Written problem
Check each line of the entries below for the string "năng"; copy every line where it appears.

Dataset entries
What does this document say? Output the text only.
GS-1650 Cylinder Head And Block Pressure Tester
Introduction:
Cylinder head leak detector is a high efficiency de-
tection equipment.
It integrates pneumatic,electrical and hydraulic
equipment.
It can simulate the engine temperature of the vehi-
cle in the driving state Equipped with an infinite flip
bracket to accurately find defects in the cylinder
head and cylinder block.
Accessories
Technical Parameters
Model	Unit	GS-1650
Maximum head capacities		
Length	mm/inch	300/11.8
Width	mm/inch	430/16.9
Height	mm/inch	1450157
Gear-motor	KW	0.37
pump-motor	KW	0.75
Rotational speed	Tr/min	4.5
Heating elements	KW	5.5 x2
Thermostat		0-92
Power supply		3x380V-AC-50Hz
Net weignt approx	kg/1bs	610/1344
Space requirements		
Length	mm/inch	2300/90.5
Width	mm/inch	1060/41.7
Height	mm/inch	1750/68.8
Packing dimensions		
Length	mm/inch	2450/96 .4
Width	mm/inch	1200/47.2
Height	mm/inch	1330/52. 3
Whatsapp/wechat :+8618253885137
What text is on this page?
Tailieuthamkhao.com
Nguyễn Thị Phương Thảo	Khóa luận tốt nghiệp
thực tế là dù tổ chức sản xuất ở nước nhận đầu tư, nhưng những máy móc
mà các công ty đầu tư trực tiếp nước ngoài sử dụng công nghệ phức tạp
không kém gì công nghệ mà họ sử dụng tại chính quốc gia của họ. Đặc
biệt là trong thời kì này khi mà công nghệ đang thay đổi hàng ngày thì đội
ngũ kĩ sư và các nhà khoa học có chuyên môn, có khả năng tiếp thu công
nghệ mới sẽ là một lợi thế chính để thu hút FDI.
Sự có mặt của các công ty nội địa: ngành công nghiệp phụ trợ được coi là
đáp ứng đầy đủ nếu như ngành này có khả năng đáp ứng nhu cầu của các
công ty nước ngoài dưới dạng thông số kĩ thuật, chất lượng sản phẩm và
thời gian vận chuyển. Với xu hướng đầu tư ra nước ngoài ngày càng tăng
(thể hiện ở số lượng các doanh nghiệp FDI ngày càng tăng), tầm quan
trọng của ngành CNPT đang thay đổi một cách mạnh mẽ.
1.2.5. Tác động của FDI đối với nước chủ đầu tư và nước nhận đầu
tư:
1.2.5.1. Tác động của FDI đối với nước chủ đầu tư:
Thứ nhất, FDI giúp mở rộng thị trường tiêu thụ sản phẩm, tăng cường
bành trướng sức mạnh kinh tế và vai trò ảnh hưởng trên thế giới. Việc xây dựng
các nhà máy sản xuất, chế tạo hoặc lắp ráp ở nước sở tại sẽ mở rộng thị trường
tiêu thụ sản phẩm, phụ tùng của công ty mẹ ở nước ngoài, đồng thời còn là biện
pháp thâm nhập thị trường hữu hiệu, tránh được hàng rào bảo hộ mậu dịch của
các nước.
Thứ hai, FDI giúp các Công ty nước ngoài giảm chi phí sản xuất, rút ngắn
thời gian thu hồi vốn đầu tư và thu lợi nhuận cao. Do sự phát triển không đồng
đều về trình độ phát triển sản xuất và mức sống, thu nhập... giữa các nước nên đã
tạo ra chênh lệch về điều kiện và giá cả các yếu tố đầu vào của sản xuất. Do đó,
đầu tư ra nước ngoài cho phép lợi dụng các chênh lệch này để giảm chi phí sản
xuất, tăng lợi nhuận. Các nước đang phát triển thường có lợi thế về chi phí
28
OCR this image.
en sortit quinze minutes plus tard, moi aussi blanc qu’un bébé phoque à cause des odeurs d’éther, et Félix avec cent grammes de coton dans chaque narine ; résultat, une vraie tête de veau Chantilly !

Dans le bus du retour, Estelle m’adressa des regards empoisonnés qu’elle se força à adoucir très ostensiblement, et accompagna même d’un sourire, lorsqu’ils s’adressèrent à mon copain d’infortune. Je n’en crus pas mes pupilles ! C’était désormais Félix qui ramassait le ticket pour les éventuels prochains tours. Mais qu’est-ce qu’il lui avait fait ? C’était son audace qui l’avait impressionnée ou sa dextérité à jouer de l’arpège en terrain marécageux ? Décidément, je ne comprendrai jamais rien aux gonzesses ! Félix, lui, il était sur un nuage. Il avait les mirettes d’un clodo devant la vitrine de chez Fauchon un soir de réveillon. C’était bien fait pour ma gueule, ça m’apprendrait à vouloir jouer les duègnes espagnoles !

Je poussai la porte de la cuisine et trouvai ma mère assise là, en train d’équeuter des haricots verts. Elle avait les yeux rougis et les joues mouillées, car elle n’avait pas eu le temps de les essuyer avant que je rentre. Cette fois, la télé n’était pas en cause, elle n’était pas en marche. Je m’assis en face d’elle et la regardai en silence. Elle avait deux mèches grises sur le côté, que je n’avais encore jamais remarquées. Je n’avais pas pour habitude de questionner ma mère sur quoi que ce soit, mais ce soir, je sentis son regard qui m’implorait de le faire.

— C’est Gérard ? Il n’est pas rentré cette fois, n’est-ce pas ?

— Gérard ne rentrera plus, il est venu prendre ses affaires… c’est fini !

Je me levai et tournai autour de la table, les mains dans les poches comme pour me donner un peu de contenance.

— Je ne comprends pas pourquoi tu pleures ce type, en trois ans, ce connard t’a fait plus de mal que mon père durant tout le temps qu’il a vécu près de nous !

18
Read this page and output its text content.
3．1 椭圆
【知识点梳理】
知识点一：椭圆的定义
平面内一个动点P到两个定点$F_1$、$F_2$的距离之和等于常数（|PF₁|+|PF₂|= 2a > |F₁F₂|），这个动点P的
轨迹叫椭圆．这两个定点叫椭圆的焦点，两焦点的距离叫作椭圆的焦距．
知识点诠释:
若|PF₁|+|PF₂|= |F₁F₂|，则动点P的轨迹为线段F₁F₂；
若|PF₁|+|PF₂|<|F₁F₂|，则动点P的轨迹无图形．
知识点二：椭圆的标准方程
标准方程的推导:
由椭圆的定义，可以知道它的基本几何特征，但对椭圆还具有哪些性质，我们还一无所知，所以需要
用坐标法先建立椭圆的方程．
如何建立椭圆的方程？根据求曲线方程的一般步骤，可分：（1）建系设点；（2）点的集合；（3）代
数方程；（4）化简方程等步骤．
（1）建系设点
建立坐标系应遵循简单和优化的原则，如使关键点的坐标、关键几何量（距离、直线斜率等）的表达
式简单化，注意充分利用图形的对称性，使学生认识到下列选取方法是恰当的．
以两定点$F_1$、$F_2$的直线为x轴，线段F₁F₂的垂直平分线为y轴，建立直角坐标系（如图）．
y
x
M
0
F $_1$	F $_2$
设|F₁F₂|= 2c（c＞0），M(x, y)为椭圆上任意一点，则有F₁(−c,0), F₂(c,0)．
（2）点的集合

Solution for this task
ngũ kĩ sư và các nhà khoa học có chuyên môn, có khả năng tiếp thu công
đáp ứng đầy đủ nếu như ngành này có khả năng đáp ứng nhu cầu của các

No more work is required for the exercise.